Rewrite every item below, putting "bar-single-purchase" in place of "bar-one-time" each time it appears and leaving everything else unchanged.

## START Records for the exercise

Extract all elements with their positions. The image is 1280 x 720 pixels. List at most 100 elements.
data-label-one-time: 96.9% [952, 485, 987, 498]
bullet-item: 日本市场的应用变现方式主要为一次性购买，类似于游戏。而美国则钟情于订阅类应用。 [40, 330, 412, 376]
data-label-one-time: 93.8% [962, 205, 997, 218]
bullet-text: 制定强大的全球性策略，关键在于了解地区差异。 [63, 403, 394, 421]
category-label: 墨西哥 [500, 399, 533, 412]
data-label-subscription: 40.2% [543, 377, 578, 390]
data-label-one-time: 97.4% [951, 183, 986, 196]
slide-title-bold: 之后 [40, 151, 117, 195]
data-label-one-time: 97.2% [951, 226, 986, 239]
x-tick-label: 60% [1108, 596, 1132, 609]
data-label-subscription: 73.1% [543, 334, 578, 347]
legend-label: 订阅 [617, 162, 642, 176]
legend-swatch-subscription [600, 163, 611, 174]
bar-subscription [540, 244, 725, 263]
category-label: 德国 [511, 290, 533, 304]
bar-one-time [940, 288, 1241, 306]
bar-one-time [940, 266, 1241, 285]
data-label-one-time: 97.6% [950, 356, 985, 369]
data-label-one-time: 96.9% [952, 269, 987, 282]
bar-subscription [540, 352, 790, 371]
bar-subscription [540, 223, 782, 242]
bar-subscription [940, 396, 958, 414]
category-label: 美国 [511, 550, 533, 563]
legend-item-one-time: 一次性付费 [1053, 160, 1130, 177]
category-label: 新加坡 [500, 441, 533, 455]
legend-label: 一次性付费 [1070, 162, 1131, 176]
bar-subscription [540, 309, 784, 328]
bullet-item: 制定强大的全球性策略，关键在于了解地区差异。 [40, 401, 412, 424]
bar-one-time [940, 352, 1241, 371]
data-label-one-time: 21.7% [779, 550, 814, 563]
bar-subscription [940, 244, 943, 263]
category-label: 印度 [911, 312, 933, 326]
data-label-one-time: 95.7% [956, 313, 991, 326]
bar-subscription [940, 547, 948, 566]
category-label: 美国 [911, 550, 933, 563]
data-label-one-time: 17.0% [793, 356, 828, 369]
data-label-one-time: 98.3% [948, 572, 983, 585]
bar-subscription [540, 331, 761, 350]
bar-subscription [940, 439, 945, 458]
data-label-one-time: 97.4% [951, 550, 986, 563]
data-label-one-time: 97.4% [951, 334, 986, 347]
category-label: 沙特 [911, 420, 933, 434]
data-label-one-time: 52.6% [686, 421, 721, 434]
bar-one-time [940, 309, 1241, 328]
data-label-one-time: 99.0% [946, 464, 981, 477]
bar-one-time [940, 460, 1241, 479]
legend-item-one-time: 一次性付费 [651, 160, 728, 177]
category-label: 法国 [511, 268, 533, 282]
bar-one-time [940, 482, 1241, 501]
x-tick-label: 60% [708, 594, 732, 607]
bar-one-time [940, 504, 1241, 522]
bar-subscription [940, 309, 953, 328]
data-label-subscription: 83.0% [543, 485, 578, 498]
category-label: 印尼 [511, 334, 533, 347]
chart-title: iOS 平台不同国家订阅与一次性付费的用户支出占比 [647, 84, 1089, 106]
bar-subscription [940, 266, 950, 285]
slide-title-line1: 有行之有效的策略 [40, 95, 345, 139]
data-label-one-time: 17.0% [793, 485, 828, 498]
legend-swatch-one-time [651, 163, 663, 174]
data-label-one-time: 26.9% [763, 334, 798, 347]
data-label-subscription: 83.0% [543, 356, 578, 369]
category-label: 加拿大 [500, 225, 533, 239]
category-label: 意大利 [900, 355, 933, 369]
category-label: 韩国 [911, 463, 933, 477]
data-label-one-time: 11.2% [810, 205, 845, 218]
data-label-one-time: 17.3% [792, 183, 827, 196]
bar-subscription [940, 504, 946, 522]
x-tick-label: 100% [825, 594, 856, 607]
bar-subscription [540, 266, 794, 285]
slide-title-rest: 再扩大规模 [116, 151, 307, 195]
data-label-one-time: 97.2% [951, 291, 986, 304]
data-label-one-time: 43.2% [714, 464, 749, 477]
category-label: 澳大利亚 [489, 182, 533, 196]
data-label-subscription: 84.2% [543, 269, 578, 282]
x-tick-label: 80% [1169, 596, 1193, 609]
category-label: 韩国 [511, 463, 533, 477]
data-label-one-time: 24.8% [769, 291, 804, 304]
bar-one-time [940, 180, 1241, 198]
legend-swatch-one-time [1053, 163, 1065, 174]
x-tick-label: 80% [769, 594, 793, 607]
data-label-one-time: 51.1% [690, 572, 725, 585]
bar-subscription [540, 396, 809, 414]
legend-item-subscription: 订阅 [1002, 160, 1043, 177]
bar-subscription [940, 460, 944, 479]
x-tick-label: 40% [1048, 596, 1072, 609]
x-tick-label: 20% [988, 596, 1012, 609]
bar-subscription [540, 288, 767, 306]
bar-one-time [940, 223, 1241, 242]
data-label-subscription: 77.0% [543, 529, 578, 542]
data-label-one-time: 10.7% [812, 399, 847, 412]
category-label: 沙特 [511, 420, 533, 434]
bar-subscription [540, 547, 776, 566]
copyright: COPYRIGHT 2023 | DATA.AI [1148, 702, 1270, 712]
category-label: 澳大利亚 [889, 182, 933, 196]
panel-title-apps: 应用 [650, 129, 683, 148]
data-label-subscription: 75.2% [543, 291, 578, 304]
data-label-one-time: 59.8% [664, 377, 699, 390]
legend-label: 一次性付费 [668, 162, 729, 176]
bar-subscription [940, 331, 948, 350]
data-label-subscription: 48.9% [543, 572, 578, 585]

## END Records for the exercise

#### Result of this task:
Extract all elements with their positions. The image is 1280 x 720 pixels. List at most 100 elements.
data-label-one-time: 96.9% [952, 485, 987, 498]
bullet-item: 日本市场的应用变现方式主要为一次性购买，类似于游戏。而美国则钟情于订阅类应用。 [40, 330, 412, 376]
data-label-one-time: 93.8% [962, 205, 997, 218]
bullet-text: 制定强大的全球性策略，关键在于了解地区差异。 [63, 403, 394, 421]
category-label: 墨西哥 [500, 399, 533, 412]
data-label-subscription: 40.2% [543, 377, 578, 390]
data-label-one-time: 97.4% [951, 183, 986, 196]
slide-title-bold: 之后 [40, 151, 117, 195]
data-label-one-time: 97.2% [951, 226, 986, 239]
x-tick-label: 60% [1108, 596, 1132, 609]
data-label-subscription: 73.1% [543, 334, 578, 347]
legend-label: 订阅 [617, 162, 642, 176]
legend-swatch-subscription [600, 163, 611, 174]
bar-subscription [540, 244, 725, 263]
category-label: 德国 [511, 290, 533, 304]
bar-single-purchase [940, 288, 1241, 306]
bar-single-purchase [940, 266, 1241, 285]
data-label-one-time: 97.6% [950, 356, 985, 369]
data-label-one-time: 96.9% [952, 269, 987, 282]
bar-subscription [540, 352, 790, 371]
bar-subscription [540, 223, 782, 242]
bar-subscription [940, 396, 958, 414]
category-label: 美国 [511, 550, 533, 563]
legend-item-one-time: 一次性付费 [1053, 160, 1130, 177]
category-label: 新加坡 [500, 441, 533, 455]
legend-label: 一次性付费 [1070, 162, 1131, 176]
bar-subscription [540, 309, 784, 328]
bullet-item: 制定强大的全球性策略，关键在于了解地区差异。 [40, 401, 412, 424]
bar-single-purchase [940, 352, 1241, 371]
data-label-one-time: 21.7% [779, 550, 814, 563]
bar-subscription [940, 244, 943, 263]
category-label: 印度 [911, 312, 933, 326]
data-label-one-time: 95.7% [956, 313, 991, 326]
bar-subscription [940, 547, 948, 566]
category-label: 美国 [911, 550, 933, 563]
data-label-one-time: 17.0% [793, 356, 828, 369]
data-label-one-time: 98.3% [948, 572, 983, 585]
bar-subscription [540, 331, 761, 350]
bar-subscription [940, 439, 945, 458]
data-label-one-time: 97.4% [951, 550, 986, 563]
data-label-one-time: 97.4% [951, 334, 986, 347]
category-label: 沙特 [911, 420, 933, 434]
data-label-one-time: 52.6% [686, 421, 721, 434]
bar-single-purchase [940, 309, 1241, 328]
data-label-one-time: 99.0% [946, 464, 981, 477]
bar-single-purchase [940, 460, 1241, 479]
legend-item-one-time: 一次性付费 [651, 160, 728, 177]
category-label: 法国 [511, 268, 533, 282]
bar-single-purchase [940, 482, 1241, 501]
x-tick-label: 60% [708, 594, 732, 607]
bar-single-purchase [940, 504, 1241, 522]
bar-subscription [940, 309, 953, 328]
data-label-subscription: 83.0% [543, 485, 578, 498]
category-label: 印尼 [511, 334, 533, 347]
chart-title: iOS 平台不同国家订阅与一次性付费的用户支出占比 [647, 84, 1089, 106]
bar-subscription [940, 266, 950, 285]
slide-title-line1: 有行之有效的策略 [40, 95, 345, 139]
data-label-one-time: 17.0% [793, 485, 828, 498]
legend-swatch-one-time [651, 163, 663, 174]
data-label-one-time: 26.9% [763, 334, 798, 347]
data-label-subscription: 83.0% [543, 356, 578, 369]
category-label: 加拿大 [500, 225, 533, 239]
category-label: 意大利 [900, 355, 933, 369]
category-label: 韩国 [911, 463, 933, 477]
data-label-one-time: 11.2% [810, 205, 845, 218]
data-label-one-time: 17.3% [792, 183, 827, 196]
bar-subscription [940, 504, 946, 522]
x-tick-label: 100% [825, 594, 856, 607]
bar-subscription [540, 266, 794, 285]
slide-title-rest: 再扩大规模 [116, 151, 307, 195]
data-label-one-time: 97.2% [951, 291, 986, 304]
data-label-one-time: 43.2% [714, 464, 749, 477]
category-label: 澳大利亚 [489, 182, 533, 196]
data-label-subscription: 84.2% [543, 269, 578, 282]
x-tick-label: 80% [1169, 596, 1193, 609]
category-label: 韩国 [511, 463, 533, 477]
data-label-one-time: 24.8% [769, 291, 804, 304]
bar-single-purchase [940, 180, 1241, 198]
legend-swatch-one-time [1053, 163, 1065, 174]
x-tick-label: 80% [769, 594, 793, 607]
data-label-one-time: 51.1% [690, 572, 725, 585]
bar-subscription [540, 396, 809, 414]
legend-item-subscription: 订阅 [1002, 160, 1043, 177]
bar-subscription [940, 460, 944, 479]
x-tick-label: 40% [1048, 596, 1072, 609]
x-tick-label: 20% [988, 596, 1012, 609]
bar-subscription [540, 288, 767, 306]
bar-single-purchase [940, 223, 1241, 242]
data-label-subscription: 77.0% [543, 529, 578, 542]
data-label-one-time: 10.7% [812, 399, 847, 412]
category-label: 沙特 [511, 420, 533, 434]
bar-subscription [540, 547, 776, 566]
copyright: COPYRIGHT 2023 | DATA.AI [1148, 702, 1270, 712]
category-label: 澳大利亚 [889, 182, 933, 196]
panel-title-apps: 应用 [650, 129, 683, 148]
data-label-subscription: 75.2% [543, 291, 578, 304]
data-label-one-time: 59.8% [664, 377, 699, 390]
legend-label: 一次性付费 [668, 162, 729, 176]
bar-subscription [940, 331, 948, 350]
data-label-subscription: 48.9% [543, 572, 578, 585]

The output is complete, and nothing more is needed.